To do.
Here are some records; copy every line that holds the word "нанимателя".

Data excerpts:
-----

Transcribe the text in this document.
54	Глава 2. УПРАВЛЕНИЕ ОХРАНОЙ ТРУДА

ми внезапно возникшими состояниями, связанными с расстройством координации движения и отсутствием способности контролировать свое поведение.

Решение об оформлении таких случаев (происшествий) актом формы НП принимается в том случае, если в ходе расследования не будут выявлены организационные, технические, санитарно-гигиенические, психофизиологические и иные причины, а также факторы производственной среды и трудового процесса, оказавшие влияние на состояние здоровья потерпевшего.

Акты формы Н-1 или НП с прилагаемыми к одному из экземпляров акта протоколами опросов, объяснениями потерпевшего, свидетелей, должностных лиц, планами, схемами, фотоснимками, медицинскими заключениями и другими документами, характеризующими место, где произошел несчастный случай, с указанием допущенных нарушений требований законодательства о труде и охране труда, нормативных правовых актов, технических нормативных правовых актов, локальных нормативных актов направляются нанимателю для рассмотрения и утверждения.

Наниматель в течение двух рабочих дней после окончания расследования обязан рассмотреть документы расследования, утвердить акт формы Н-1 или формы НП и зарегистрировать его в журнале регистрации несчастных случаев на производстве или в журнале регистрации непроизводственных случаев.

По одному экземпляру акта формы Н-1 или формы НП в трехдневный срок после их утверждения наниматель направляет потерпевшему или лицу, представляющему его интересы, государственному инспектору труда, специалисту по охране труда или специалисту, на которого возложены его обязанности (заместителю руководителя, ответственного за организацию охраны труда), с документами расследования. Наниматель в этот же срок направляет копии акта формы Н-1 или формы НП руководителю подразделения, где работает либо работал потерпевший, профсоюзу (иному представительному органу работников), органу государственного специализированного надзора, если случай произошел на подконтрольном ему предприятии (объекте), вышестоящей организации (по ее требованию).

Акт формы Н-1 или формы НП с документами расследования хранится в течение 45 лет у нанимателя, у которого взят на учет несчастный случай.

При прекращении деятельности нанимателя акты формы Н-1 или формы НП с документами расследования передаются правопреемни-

-----

Answer to this task.
Акт формы Н-1 или формы НП с документами расследования хранится в течение 45 лет у нанимателя, у которого взят на учет несчастный случай.
При прекращении деятельности нанимателя акты формы Н-1 или формы НП с документами расследования передаются правопреемни-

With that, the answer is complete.